▶ What to produce:
Lines in the entries below where the word "name" shows up should each be copied.

** Opening Entries provided block **

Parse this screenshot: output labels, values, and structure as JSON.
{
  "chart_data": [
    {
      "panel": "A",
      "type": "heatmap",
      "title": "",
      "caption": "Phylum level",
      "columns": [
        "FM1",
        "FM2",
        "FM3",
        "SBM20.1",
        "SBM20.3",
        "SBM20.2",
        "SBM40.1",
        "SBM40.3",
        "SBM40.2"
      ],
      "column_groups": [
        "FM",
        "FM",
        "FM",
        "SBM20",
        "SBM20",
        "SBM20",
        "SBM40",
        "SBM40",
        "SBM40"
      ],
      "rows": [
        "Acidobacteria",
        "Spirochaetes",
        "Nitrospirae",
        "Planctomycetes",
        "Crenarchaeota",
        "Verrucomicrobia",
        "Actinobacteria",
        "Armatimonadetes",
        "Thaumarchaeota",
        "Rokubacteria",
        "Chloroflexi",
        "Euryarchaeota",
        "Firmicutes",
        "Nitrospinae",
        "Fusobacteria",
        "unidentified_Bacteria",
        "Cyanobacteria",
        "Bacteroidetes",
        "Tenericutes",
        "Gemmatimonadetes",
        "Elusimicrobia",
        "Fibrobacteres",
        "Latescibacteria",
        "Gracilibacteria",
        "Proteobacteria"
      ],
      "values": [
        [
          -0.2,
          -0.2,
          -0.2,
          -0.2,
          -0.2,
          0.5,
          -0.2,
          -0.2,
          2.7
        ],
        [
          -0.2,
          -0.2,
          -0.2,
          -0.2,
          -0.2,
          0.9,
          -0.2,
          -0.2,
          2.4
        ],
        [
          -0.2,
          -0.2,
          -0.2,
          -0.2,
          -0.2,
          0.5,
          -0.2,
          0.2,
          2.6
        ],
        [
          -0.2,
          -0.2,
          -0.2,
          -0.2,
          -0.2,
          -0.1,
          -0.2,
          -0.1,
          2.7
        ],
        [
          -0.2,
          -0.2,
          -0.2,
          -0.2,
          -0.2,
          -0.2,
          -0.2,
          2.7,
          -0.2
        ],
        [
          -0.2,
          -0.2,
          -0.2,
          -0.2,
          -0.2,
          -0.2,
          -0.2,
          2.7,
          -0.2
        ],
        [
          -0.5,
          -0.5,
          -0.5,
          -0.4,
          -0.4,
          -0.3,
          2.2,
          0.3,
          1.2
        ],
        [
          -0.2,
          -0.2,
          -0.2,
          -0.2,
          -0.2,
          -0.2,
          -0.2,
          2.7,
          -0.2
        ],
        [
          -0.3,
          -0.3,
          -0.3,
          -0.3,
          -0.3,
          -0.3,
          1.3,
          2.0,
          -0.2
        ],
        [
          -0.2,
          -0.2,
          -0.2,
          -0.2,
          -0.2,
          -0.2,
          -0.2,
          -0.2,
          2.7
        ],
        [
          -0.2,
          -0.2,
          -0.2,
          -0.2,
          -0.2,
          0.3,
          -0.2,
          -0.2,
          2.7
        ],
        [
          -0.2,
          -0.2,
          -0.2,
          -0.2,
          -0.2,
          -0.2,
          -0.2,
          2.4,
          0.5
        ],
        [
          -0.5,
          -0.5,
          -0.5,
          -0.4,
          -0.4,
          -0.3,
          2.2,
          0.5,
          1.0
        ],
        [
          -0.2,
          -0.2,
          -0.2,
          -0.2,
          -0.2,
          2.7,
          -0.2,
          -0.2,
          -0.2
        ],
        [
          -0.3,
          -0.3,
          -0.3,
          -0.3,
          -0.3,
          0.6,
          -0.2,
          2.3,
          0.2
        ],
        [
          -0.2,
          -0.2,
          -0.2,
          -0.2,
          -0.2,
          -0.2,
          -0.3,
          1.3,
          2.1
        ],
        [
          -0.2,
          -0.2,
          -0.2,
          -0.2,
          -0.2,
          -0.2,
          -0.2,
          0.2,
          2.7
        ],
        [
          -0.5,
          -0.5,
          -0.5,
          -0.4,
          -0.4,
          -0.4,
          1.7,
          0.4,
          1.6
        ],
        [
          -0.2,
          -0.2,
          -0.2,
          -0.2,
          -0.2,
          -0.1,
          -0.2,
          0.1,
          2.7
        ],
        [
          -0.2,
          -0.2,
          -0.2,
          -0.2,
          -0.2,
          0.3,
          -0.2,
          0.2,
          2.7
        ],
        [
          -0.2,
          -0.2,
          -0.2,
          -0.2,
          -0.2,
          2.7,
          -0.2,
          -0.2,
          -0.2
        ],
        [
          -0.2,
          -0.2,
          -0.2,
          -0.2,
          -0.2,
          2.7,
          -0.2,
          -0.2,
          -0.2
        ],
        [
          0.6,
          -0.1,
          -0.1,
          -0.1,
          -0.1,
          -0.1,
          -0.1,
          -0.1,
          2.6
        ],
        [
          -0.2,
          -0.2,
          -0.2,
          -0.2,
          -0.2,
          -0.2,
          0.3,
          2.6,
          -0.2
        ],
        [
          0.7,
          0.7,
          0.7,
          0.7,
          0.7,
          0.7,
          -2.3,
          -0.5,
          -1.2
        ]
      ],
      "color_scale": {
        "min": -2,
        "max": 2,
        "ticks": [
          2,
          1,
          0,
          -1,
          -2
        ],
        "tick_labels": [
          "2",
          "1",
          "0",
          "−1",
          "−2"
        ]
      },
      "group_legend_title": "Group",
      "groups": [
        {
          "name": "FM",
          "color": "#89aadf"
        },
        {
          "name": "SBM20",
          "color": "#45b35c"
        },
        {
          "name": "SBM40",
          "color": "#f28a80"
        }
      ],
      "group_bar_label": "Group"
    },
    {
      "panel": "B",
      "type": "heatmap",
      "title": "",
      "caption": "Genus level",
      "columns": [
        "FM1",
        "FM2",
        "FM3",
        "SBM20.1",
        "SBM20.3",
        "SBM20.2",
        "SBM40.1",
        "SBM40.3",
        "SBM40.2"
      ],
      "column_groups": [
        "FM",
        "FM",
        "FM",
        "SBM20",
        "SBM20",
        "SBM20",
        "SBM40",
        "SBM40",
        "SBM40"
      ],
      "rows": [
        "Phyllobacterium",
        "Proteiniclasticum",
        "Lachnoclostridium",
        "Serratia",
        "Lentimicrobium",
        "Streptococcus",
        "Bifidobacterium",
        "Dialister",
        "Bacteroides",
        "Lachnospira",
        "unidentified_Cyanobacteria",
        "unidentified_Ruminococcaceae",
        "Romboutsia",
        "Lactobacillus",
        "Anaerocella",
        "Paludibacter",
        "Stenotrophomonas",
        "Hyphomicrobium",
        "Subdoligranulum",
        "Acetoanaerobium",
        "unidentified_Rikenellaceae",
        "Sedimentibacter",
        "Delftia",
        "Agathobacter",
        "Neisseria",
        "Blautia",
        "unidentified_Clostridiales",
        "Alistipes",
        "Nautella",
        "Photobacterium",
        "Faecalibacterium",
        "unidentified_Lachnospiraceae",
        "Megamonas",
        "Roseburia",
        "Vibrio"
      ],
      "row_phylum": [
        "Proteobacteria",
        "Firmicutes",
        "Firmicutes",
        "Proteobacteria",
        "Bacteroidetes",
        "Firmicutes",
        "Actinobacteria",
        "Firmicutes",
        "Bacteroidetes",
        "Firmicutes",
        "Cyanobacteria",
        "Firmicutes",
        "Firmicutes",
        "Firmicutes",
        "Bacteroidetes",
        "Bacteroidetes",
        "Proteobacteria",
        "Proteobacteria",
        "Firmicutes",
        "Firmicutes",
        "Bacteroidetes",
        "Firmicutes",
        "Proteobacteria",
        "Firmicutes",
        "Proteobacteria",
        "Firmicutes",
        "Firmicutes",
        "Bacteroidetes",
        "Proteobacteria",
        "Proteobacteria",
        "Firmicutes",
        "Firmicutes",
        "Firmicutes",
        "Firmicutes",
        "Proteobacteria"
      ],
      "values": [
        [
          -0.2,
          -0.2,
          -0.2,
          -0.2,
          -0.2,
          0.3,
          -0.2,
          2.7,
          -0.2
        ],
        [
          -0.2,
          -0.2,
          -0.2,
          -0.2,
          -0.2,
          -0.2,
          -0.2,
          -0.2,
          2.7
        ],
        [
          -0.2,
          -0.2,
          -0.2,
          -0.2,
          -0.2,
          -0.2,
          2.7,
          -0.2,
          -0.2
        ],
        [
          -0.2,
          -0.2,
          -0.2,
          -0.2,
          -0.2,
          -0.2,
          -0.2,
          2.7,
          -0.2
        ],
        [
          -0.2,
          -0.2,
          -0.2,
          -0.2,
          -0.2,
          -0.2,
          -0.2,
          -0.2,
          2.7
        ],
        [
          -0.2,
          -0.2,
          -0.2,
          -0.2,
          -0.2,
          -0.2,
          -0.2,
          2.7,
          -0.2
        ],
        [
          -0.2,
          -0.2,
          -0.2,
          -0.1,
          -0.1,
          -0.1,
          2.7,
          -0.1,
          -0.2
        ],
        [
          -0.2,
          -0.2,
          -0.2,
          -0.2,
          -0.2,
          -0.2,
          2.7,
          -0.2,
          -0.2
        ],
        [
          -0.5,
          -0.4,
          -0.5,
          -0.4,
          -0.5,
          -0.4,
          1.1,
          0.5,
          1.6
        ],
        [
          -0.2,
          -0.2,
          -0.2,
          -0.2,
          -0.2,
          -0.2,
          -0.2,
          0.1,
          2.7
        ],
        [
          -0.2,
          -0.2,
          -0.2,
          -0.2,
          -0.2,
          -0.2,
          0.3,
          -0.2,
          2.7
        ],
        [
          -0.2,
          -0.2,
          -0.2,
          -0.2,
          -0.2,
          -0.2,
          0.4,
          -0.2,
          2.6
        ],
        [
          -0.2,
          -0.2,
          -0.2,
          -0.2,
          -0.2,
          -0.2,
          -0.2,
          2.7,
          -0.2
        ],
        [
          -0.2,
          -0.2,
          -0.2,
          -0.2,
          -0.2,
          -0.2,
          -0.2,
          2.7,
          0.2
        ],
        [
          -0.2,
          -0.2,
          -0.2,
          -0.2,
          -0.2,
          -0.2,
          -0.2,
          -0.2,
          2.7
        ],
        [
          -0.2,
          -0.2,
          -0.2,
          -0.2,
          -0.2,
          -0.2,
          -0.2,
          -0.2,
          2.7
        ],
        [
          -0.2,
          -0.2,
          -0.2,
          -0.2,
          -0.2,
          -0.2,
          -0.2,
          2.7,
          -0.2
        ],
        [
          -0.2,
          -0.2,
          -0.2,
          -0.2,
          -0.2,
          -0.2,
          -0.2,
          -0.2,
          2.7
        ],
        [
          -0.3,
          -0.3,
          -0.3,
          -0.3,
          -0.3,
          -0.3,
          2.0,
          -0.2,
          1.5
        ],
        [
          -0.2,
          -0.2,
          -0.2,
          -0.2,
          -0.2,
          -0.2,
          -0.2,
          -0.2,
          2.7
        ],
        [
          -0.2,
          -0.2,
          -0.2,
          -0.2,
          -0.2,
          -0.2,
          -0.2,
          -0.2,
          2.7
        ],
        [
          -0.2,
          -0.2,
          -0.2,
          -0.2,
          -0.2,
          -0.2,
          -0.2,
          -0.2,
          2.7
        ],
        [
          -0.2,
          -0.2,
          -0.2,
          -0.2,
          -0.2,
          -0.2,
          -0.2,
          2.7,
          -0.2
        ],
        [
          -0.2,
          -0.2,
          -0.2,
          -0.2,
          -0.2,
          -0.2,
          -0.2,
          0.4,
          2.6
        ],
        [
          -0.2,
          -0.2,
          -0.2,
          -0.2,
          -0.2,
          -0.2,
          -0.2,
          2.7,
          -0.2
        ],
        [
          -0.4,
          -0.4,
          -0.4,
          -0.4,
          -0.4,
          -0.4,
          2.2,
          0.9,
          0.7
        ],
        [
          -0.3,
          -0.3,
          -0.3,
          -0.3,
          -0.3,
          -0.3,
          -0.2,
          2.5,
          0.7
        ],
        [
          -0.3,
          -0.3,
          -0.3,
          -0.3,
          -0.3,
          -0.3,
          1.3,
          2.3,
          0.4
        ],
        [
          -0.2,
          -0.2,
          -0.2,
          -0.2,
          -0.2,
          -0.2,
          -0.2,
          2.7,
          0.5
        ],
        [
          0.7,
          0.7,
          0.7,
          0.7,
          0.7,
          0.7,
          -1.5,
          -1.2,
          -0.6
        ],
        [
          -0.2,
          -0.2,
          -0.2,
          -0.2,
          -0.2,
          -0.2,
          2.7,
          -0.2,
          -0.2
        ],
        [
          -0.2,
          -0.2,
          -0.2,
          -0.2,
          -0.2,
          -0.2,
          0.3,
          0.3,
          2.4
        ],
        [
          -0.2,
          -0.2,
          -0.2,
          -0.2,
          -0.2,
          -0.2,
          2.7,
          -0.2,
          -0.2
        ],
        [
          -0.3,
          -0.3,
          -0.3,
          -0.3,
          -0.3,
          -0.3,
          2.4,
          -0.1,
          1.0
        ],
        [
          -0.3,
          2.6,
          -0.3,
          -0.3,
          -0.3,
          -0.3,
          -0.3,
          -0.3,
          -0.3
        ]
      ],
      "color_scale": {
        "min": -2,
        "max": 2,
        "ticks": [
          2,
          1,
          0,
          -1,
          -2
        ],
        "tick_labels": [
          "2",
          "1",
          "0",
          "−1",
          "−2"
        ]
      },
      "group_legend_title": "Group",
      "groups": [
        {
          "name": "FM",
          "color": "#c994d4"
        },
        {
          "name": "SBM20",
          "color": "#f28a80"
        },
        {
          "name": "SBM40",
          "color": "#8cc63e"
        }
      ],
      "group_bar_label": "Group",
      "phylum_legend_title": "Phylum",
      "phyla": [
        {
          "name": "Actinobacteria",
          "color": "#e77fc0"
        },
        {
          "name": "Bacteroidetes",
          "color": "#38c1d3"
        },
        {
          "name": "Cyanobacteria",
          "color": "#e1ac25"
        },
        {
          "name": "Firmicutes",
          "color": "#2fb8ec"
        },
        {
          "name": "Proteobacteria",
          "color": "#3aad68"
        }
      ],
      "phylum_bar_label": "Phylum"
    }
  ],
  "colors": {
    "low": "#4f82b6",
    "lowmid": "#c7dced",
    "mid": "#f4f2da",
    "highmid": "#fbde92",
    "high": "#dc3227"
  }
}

** Closing Entries provided block **

▶ Exercise output:
          "name": "FM",
          "name": "SBM20",
          "name": "SBM40",
          "name": "FM",
          "name": "SBM20",
          "name": "SBM40",
          "name": "Actinobacteria",
          "name": "Bacteroidetes",
          "name": "Cyanobacteria",
          "name": "Firmicutes",
          "name": "Proteobacteria",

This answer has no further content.